**Instructions to follow**:
Locate and copy all lines bearing the word "อในสม".

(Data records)
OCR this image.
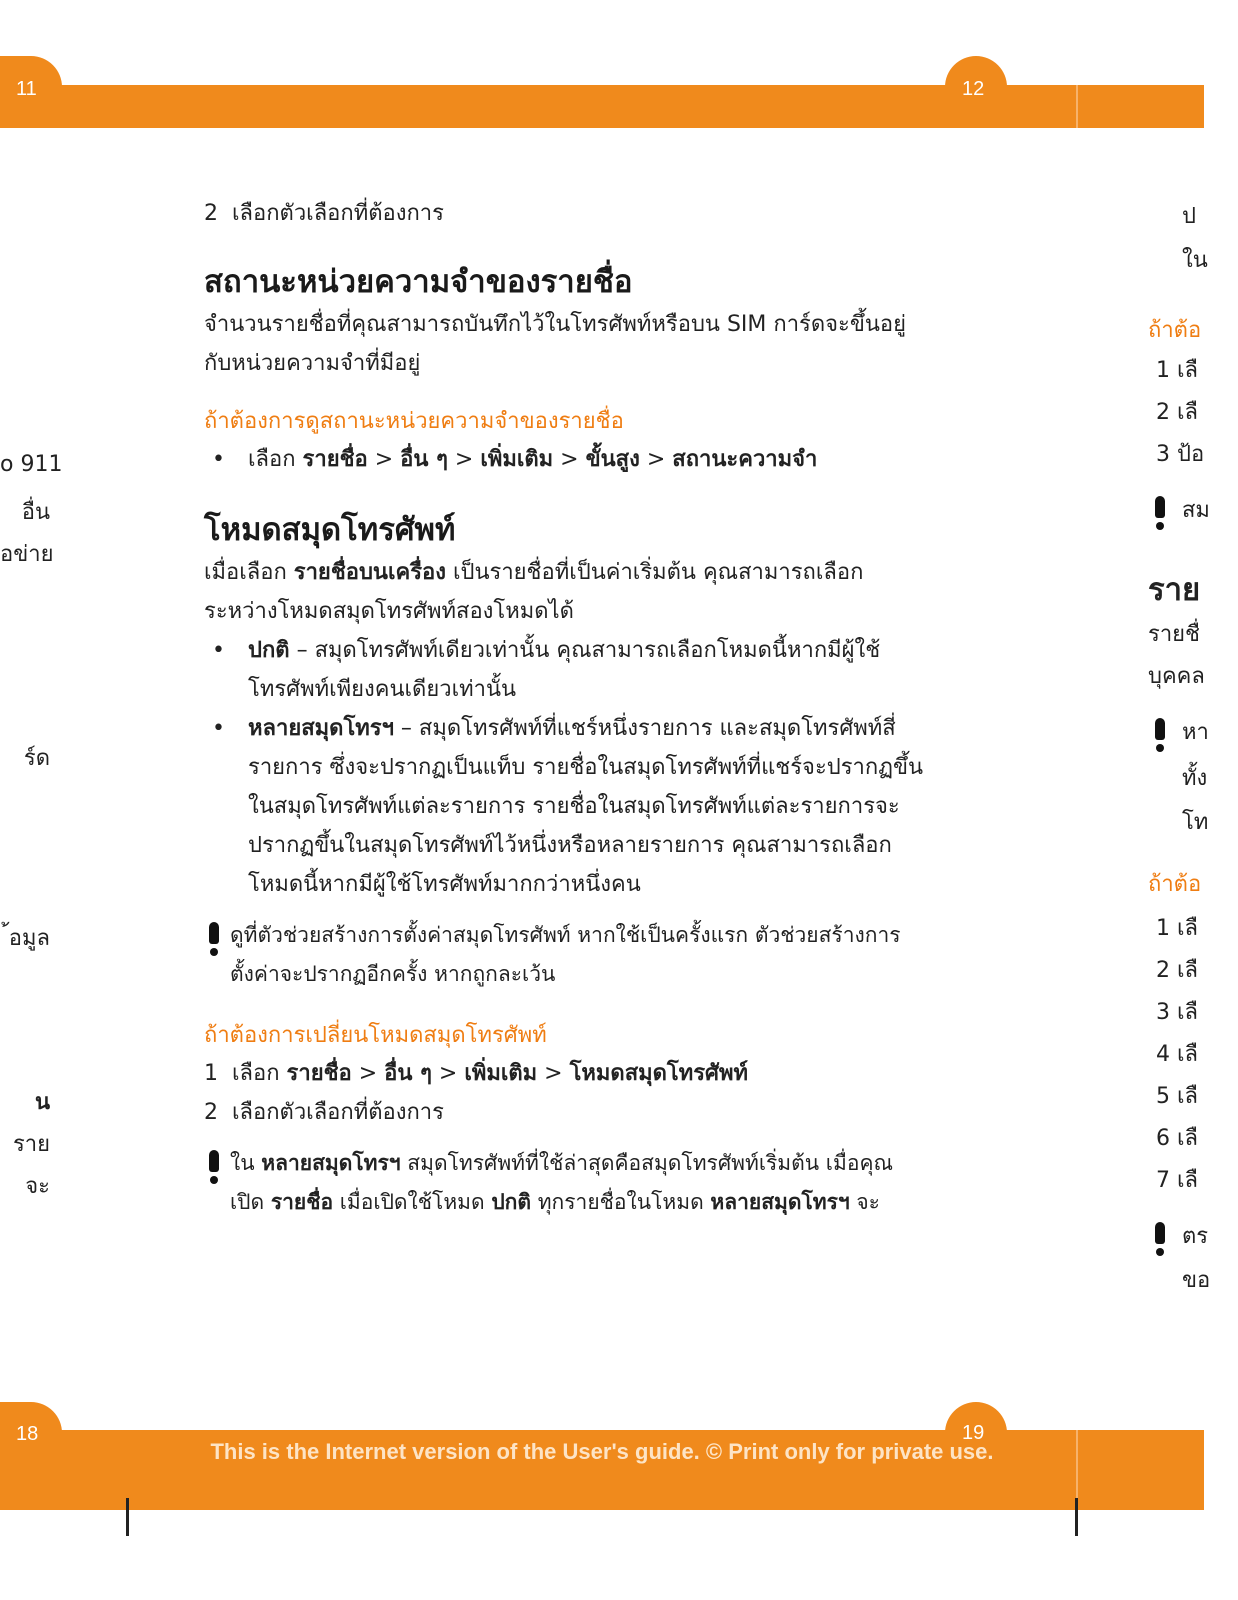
11	12
18	19
This is the Internet version of the User's guide. © Print only for private use.
2 เลือกตัวเลือกที่ต้องการ
สถานะหน่วยความจำของรายชื่อ
จำนวนรายชื่อที่คุณสามารถบันทึกไว้ในโทรศัพท์หรือบน SIM การ์ดจะขึ้นอยู่
กับหน่วยความจำที่มีอยู่
ถ้าต้องการดูสถานะหน่วยความจำของรายชื่อ
•	เลือก รายชื่อ > อื่น ๆ > เพิ่มเติม > ขั้นสูง > สถานะความจำ
โหมดสมุดโทรศัพท์
เมื่อเลือก รายชื่อบนเครื่อง เป็นรายชื่อที่เป็นค่าเริ่มต้น คุณสามารถเลือก
ระหว่างโหมดสมุดโทรศัพท์สองโหมดได้
•	ปกติ – สมุดโทรศัพท์เดียวเท่านั้น คุณสามารถเลือกโหมดนี้หากมีผู้ใช้
โทรศัพท์เพียงคนเดียวเท่านั้น
•	หลายสมุดโทรฯ – สมุดโทรศัพท์ที่แชร์หนึ่งรายการ และสมุดโทรศัพท์สี่
รายการ ซึ่งจะปรากฏเป็นแท็บ รายชื่อในสมุดโทรศัพท์ที่แชร์จะปรากฏขึ้น
ในสมุดโทรศัพท์แต่ละรายการ รายชื่อในสมุดโทรศัพท์แต่ละรายการจะ
ปรากฏขึ้นในสมุดโทรศัพท์ไว้หนึ่งหรือหลายรายการ คุณสามารถเลือก
โหมดนี้หากมีผู้ใช้โทรศัพท์มากกว่าหนึ่งคน
ดูที่ตัวช่วยสร้างการตั้งค่าสมุดโทรศัพท์ หากใช้เป็นครั้งแรก ตัวช่วยสร้างการ
ตั้งค่าจะปรากฏอีกครั้ง หากถูกละเว้น
ถ้าต้องการเปลี่ยนโหมดสมุดโทรศัพท์
1 เลือก รายชื่อ > อื่น ๆ > เพิ่มเติม > โหมดสมุดโทรศัพท์
2 เลือกตัวเลือกที่ต้องการ
ใน หลายสมุดโทรฯ สมุดโทรศัพท์ที่ใช้ล่าสุดคือสมุดโทรศัพท์เริ่มต้น เมื่อคุณ
เปิด รายชื่อ เมื่อเปิดใช้โหมด ปกติ ทุกรายชื่อในโหมด หลายสมุดโทรฯ จะ
o 911
อื่น
อข่าย
ร์ด
้อมูล
น
ราย
จะ
ป
ใน
ถ้าต้อ
1 เลื
2 เลื
3 ป้อ
สม
ราย
รายชื่
บุคคล
หา
ทั้ง
โท
ถ้าต้อ
1 เลื
2 เลื
3 เลื
4 เลื
5 เลื
6 เลื
7 เลื
ตร
ขอ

**Answer to this task**:
รายการ ซึ่งจะปรากฏเป็นแท็บ รายชื่อในสมุดโทรศัพท์ที่แชร์จะปรากฏขึ้น
ในสมุดโทรศัพท์แต่ละรายการ รายชื่อในสมุดโทรศัพท์แต่ละรายการจะ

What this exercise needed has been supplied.